What this task involves
Seek out every line containing the word "that", and copy each.

Dataset records

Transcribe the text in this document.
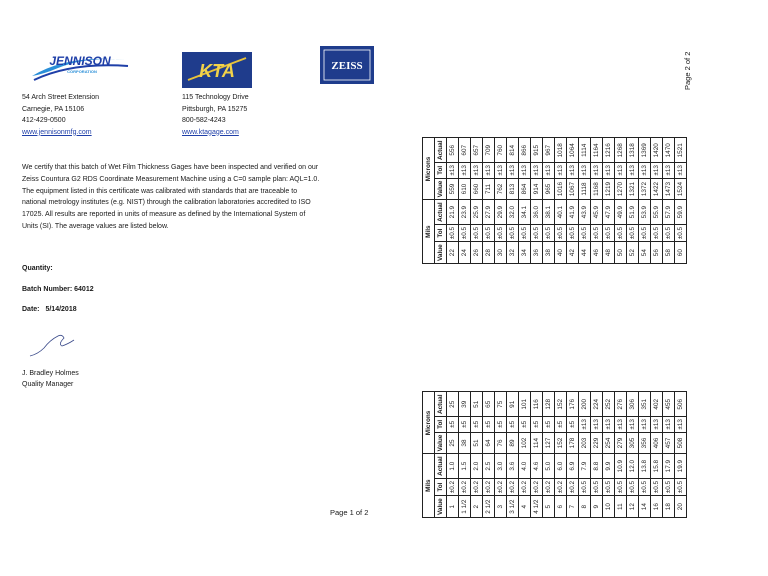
JENNISON
CORPORATION	KTA	ZEISS
54 Arch Street Extension
Carnegie, PA 15106
412-429-0500
www.jennisonmfg.com
115 Technology Drive
Pittsburgh, PA 15275
800-582-4243
www.ktagage.com

We certify that this batch of Wet Film Thickness Gages have been inspected and verified on our

Zeiss Countura G2 RDS Coordinate Measurement Machine using a C=0 sample plan: AQL=1.0.

The equipment listed in this certificate was calibrated with standards that are traceable to

national metrology institutes (e.g. NIST) through the calibration laboratories accredited to ISO

17025. All results are reported in units of measure as defined by the International System of

Units (SI). The average values are listed below.

Quantity:
Batch Number: 64012
Date: 5/14/2018
J. Bradley Holmes
Quality Manager
Page 1 of 2
Page 2 of 2
Mils			Microns		
Value	Tol	Actual	Value	Tol	Actual
22	±0.5	21.9	559	±13	556
24	±0.5	23.9	610	±13	607
26	±0.5	25.9	660	±13	657
28	±0.5	27.9	711	±13	709
30	±0.5	29.9	762	±13	760
32	±0.5	32.0	813	±13	814
34	±0.5	34.1	864	±13	866
36	±0.5	36.0	914	±13	915
38	±0.5	38.1	965	±13	967
40	±0.5	40.1	1016	±13	1018
42	±0.5	41.9	1067	±13	1064
44	±0.5	43.9	1118	±13	1114
46	±0.5	45.9	1168	±13	1164
48	±0.5	47.9	1219	±13	1216
50	±0.5	49.9	1270	±13	1268
52	±0.5	51.9	1321	±13	1318
54	±0.5	53.9	1372	±13	1369
56	±0.5	55.9	1422	±13	1420
58	±0.5	57.9	1473	±13	1470
60	±0.5	59.9	1524	±13	1521
Mils			Microns		
Value	Tol	Actual	Value	Tol	Actual
1	±0.2	1.0	25	±5	25
1 1/2	±0.2	1.5	38	±5	39
2	±0.2	2.0	51	±5	51
2 1/2	±0.2	2.5	64	±5	65
3	±0.2	3.0	76	±5	75
3 1/2	±0.2	3.6	89	±5	91
4	±0.2	4.0	102	±5	101
4 1/2	±0.2	4.6	114	±5	116
5	±0.2	5.0	127	±5	128
6	±0.2	6.0	152	±5	152
7	±0.2	6.9	178	±5	176
8	±0.5	7.9	203	±13	200
9	±0.5	8.8	229	±13	224
10	±0.5	9.9	254	±13	252
11	±0.5	10.9	279	±13	276
12	±0.5	12.0	305	±13	306
14	±0.5	13.8	356	±13	351
16	±0.5	15.8	406	±13	402
18	±0.5	17.9	457	±13	455
20	±0.5	19.9	508	±13	506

Solved problem
We certify that this batch of Wet Film Thickness Gages have been inspected and verified on our
The equipment listed in this certificate was calibrated with standards that are traceable to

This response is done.